====== DATA PROVIDED ======

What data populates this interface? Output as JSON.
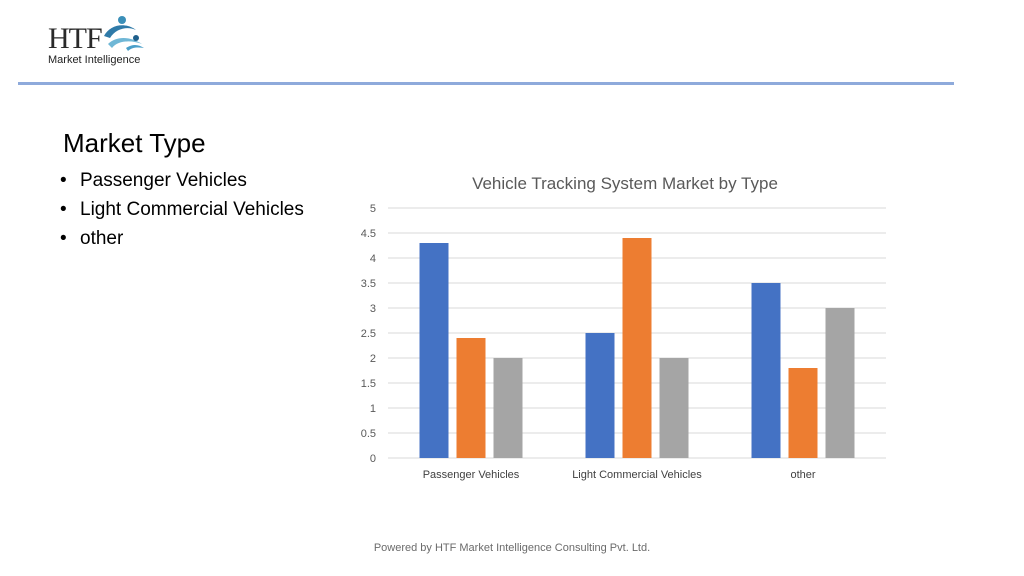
{
  "logo": {
    "wordmark": "HTF",
    "tagline": "Market Intelligence",
    "mark_icon": "swimmers-logo-icon"
  },
  "slide": {
    "title": "Market Type",
    "bullets": [
      "Passenger Vehicles",
      "Light Commercial Vehicles",
      "other"
    ]
  },
  "colors": {
    "series1": "#4472c4",
    "series2": "#ed7d31",
    "series3": "#a5a5a5",
    "rule": "#8eaadb",
    "grid": "#d9d9d9"
  },
  "chart_data": {
    "type": "bar",
    "title": "Vehicle Tracking System Market by Type",
    "categories": [
      "Passenger Vehicles",
      "Light Commercial Vehicles",
      "other"
    ],
    "series": [
      {
        "values": [
          4.3,
          2.5,
          3.5
        ]
      },
      {
        "values": [
          2.4,
          4.4,
          1.8
        ]
      },
      {
        "values": [
          2.0,
          2.0,
          3.0
        ]
      }
    ],
    "ylim": [
      0,
      5
    ],
    "yticks": [
      "0",
      "0.5",
      "1",
      "1.5",
      "2",
      "2.5",
      "3",
      "3.5",
      "4",
      "4.5",
      "5"
    ],
    "grid": true,
    "legend": "none"
  },
  "footer": {
    "text": "Powered by HTF Market Intelligence Consulting Pvt. Ltd."
  }
}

======

● GIVEN TASK:
Images must not appear in the copy; reproduce everything else in the records verbatim.

● TASK ANSWER:
What data populates this interface? Output as JSON.
{
  "logo": {
    "wordmark": "HTF",
    "tagline": "Market Intelligence",
    "mark_icon": "swimmers-logo-icon"
  },
  "slide": {
    "title": "Market Type",
    "bullets": [
      "Passenger Vehicles",
      "Light Commercial Vehicles",
      "other"
    ]
  },
  "colors": {
    "series1": "#4472c4",
    "series2": "#ed7d31",
    "series3": "#a5a5a5",
    "rule": "#8eaadb",
    "grid": "#d9d9d9"
  },
  "chart_data": {
    "type": "bar",
    "title": "Vehicle Tracking System Market by Type",
    "categories": [
      "Passenger Vehicles",
      "Light Commercial Vehicles",
      "other"
    ],
    "series": [
      {
        "values": [
          4.3,
          2.5,
          3.5
        ]
      },
      {
        "values": [
          2.4,
          4.4,
          1.8
        ]
      },
      {
        "values": [
          2.0,
          2.0,
          3.0
        ]
      }
    ],
    "ylim": [
      0,
      5
    ],
    "yticks": [
      "0",
      "0.5",
      "1",
      "1.5",
      "2",
      "2.5",
      "3",
      "3.5",
      "4",
      "4.5",
      "5"
    ],
    "grid": true,
    "legend": "none"
  },
  "footer": {
    "text": "Powered by HTF Market Intelligence Consulting Pvt. Ltd."
  }
}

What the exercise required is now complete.